### WHAT THE TASK ASKS
Wherever the word "type" turns up in a line of the entries, copy that line.

### PROVIDED ENTRIES

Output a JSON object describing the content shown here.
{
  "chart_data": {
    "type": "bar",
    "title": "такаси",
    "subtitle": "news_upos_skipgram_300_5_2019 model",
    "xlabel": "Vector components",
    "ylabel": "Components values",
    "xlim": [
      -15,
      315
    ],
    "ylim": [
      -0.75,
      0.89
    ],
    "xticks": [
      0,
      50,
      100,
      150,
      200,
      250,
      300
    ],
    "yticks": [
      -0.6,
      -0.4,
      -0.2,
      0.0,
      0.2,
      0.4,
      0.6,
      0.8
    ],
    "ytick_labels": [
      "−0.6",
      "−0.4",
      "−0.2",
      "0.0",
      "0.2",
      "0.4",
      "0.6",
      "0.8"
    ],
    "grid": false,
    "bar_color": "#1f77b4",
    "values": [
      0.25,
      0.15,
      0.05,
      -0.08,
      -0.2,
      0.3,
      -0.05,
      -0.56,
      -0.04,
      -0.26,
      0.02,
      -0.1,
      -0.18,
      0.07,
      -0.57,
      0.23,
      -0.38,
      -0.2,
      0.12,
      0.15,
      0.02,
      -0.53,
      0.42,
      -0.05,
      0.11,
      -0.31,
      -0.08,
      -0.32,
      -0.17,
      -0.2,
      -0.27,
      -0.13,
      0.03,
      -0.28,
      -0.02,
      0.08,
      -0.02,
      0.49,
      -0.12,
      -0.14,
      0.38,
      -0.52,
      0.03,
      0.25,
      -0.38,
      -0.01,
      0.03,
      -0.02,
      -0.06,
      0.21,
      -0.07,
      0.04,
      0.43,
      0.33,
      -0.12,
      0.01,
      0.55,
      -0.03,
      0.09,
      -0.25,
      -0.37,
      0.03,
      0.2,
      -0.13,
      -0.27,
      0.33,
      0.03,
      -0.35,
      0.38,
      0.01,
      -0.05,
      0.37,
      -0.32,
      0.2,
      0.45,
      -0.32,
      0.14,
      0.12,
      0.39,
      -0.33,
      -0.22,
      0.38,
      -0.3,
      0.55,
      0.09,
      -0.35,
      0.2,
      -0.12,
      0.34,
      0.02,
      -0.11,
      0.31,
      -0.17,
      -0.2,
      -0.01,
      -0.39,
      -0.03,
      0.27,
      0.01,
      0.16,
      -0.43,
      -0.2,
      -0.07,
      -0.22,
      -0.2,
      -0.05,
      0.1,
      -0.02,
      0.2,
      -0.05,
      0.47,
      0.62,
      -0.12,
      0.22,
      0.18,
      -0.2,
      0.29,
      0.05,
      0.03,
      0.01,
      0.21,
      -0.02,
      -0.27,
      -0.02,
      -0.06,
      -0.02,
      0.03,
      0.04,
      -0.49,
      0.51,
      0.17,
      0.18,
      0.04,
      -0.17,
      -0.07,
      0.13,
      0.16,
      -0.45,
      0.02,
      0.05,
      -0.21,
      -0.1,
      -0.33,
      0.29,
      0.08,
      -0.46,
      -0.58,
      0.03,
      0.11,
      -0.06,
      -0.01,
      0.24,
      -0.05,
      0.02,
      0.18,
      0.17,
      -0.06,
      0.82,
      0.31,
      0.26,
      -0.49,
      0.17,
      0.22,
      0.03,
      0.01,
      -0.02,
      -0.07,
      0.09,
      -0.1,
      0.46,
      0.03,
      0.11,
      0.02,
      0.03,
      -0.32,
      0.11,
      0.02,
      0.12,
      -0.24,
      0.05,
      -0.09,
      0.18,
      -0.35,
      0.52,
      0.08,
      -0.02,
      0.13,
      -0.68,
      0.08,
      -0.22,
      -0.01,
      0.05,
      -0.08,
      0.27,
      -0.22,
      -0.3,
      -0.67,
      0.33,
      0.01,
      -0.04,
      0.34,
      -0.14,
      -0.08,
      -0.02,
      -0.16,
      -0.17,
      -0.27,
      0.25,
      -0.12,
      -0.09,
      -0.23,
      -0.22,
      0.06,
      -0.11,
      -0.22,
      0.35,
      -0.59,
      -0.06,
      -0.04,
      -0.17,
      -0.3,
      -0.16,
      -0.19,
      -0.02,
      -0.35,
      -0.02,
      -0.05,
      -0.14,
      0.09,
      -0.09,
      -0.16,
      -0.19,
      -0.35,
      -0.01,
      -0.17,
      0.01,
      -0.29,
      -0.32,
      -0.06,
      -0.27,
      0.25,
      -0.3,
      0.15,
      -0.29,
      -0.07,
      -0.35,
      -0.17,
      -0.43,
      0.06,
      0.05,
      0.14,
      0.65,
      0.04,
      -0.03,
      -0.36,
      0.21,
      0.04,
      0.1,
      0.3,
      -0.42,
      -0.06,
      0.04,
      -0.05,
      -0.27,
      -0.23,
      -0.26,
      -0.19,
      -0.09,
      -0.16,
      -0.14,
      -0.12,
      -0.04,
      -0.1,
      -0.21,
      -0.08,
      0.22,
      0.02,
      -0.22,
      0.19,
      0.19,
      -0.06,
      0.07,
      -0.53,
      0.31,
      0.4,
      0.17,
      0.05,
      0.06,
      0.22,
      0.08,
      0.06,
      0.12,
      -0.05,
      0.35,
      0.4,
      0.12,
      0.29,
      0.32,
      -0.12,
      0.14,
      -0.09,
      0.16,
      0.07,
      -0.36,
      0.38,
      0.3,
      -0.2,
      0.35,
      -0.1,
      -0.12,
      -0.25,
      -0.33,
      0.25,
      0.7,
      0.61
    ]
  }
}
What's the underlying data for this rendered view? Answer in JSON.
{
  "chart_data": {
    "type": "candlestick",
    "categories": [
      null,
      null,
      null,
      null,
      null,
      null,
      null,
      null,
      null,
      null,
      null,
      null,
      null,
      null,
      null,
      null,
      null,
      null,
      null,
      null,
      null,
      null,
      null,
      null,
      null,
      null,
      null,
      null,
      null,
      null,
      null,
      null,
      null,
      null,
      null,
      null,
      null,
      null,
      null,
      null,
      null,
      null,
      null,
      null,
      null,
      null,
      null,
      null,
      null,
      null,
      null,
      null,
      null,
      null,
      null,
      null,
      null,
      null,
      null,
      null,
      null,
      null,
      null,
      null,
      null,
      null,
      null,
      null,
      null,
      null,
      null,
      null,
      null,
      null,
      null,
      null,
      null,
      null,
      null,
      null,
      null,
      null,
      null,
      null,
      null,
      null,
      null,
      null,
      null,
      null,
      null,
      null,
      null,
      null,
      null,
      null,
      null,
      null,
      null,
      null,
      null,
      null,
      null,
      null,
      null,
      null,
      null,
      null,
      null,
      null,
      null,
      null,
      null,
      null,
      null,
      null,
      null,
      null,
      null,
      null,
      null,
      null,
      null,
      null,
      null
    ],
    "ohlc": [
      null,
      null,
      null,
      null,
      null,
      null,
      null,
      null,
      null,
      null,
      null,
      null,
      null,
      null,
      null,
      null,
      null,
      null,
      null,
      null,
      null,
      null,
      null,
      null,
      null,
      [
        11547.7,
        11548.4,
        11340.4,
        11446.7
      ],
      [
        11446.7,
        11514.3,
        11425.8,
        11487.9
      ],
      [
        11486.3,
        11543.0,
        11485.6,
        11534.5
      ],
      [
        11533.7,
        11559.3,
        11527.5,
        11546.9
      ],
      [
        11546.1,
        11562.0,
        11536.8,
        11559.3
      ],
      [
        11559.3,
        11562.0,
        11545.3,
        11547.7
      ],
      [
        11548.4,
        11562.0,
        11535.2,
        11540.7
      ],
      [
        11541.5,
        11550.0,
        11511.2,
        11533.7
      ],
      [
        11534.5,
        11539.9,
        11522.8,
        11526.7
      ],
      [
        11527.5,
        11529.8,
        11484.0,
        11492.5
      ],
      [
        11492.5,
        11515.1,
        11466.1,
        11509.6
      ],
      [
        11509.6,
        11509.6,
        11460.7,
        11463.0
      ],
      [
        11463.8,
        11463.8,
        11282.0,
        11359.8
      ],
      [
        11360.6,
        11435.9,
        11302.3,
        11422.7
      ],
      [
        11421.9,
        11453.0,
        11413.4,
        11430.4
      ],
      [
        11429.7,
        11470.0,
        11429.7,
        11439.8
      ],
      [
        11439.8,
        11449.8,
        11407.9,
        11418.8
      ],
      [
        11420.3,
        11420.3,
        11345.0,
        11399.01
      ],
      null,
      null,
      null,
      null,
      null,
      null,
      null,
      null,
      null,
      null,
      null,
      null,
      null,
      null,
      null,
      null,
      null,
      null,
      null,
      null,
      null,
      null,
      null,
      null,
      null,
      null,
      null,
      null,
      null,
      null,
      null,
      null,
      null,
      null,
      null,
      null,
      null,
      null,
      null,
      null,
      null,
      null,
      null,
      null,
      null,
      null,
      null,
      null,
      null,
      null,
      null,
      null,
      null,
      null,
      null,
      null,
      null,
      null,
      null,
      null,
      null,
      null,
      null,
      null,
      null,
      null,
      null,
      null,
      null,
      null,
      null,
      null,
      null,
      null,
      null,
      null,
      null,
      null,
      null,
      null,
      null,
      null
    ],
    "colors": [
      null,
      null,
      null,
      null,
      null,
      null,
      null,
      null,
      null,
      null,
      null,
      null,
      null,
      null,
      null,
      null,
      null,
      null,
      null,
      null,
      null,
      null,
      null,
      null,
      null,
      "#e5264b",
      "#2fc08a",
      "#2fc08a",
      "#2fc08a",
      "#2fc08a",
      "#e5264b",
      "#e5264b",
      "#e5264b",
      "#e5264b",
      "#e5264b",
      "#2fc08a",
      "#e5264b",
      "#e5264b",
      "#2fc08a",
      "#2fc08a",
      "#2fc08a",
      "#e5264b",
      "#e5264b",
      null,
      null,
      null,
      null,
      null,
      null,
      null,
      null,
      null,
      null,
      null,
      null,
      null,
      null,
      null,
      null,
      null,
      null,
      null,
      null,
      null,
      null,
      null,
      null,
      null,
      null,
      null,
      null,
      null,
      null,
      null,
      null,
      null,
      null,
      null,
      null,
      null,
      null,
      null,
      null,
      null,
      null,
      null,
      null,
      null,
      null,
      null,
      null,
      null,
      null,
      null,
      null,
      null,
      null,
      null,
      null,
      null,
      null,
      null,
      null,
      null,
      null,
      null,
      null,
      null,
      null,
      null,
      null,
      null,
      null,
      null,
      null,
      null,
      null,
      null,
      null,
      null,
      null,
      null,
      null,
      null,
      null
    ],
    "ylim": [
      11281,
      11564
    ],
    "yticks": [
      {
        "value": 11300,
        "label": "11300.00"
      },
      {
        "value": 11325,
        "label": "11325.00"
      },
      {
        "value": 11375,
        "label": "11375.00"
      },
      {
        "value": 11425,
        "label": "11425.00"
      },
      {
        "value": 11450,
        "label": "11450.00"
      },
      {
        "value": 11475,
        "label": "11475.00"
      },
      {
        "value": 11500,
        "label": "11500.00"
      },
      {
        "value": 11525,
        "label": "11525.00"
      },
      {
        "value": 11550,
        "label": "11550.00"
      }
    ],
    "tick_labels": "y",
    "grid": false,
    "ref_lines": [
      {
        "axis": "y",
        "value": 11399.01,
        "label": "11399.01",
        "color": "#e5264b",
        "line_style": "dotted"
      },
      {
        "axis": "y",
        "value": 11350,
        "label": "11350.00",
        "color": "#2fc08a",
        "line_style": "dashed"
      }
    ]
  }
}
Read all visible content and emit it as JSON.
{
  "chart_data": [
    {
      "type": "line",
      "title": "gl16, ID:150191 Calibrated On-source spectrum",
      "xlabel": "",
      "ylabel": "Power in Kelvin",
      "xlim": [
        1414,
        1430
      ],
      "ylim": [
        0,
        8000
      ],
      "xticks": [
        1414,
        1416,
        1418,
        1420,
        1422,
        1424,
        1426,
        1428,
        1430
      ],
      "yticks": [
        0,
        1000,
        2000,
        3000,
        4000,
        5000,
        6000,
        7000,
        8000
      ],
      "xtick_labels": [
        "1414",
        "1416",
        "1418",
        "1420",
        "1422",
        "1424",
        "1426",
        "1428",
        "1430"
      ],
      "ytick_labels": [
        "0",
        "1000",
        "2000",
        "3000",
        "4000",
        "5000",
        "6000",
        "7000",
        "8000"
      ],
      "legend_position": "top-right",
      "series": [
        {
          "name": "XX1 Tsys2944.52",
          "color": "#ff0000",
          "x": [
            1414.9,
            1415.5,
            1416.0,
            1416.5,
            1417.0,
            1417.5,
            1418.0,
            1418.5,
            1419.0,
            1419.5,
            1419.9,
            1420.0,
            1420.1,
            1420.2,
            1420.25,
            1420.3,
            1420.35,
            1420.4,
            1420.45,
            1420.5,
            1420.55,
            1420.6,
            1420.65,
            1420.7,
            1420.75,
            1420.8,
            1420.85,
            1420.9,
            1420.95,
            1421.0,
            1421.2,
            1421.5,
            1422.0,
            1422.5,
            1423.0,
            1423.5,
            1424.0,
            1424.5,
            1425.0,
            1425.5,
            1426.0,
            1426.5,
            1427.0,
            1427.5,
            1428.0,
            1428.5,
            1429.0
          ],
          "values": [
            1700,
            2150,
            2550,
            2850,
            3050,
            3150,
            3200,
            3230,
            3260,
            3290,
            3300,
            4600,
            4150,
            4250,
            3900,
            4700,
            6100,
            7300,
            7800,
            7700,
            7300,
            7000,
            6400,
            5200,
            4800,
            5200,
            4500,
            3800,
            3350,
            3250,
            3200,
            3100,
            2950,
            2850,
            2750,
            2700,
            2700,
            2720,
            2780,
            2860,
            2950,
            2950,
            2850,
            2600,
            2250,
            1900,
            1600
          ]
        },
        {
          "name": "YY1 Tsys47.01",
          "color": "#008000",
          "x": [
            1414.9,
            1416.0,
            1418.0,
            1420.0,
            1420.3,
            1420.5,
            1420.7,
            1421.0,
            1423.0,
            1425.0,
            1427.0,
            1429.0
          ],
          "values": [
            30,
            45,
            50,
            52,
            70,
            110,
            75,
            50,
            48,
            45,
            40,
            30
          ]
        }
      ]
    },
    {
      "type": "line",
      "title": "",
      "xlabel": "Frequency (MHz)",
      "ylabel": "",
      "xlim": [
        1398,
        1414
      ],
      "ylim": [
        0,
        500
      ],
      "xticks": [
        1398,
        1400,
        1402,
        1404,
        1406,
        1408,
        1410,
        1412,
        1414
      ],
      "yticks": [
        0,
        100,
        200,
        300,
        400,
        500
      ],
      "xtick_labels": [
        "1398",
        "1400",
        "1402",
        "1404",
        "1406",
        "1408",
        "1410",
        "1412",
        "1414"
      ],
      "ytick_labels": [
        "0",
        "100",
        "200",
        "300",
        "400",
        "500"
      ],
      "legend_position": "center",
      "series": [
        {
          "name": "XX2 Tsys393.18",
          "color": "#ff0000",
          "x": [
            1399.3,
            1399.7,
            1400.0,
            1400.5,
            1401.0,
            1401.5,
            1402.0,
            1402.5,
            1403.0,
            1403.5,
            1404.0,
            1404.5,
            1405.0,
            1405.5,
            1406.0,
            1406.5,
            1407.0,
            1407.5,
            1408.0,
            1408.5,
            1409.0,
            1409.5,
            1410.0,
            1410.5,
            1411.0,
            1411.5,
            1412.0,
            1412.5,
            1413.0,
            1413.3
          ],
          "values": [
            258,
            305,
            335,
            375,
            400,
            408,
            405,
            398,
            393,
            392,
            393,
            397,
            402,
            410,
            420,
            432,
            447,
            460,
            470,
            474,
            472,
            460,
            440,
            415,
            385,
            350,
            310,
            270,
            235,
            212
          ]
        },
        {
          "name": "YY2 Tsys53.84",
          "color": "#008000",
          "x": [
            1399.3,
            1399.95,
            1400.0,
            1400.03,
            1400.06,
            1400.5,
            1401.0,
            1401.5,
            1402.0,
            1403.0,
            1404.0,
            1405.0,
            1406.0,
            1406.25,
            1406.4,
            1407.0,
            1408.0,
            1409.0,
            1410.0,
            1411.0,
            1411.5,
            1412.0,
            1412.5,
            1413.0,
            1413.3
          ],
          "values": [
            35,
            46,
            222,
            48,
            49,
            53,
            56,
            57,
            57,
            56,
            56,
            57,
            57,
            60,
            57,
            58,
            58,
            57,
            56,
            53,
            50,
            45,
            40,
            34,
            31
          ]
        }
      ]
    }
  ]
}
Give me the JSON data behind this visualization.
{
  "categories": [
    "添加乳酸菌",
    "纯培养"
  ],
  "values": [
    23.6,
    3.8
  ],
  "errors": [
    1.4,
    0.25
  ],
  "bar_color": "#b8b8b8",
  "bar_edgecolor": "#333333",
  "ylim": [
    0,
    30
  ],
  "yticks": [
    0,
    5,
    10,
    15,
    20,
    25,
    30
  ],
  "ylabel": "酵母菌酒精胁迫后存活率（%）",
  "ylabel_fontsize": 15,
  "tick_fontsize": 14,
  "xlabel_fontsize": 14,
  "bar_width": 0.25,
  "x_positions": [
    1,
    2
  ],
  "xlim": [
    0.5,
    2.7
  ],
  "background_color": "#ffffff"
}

### FULL ANSWER
    "type": "bar",
    "type": "candlestick",
      "type": "line",
      "type": "line",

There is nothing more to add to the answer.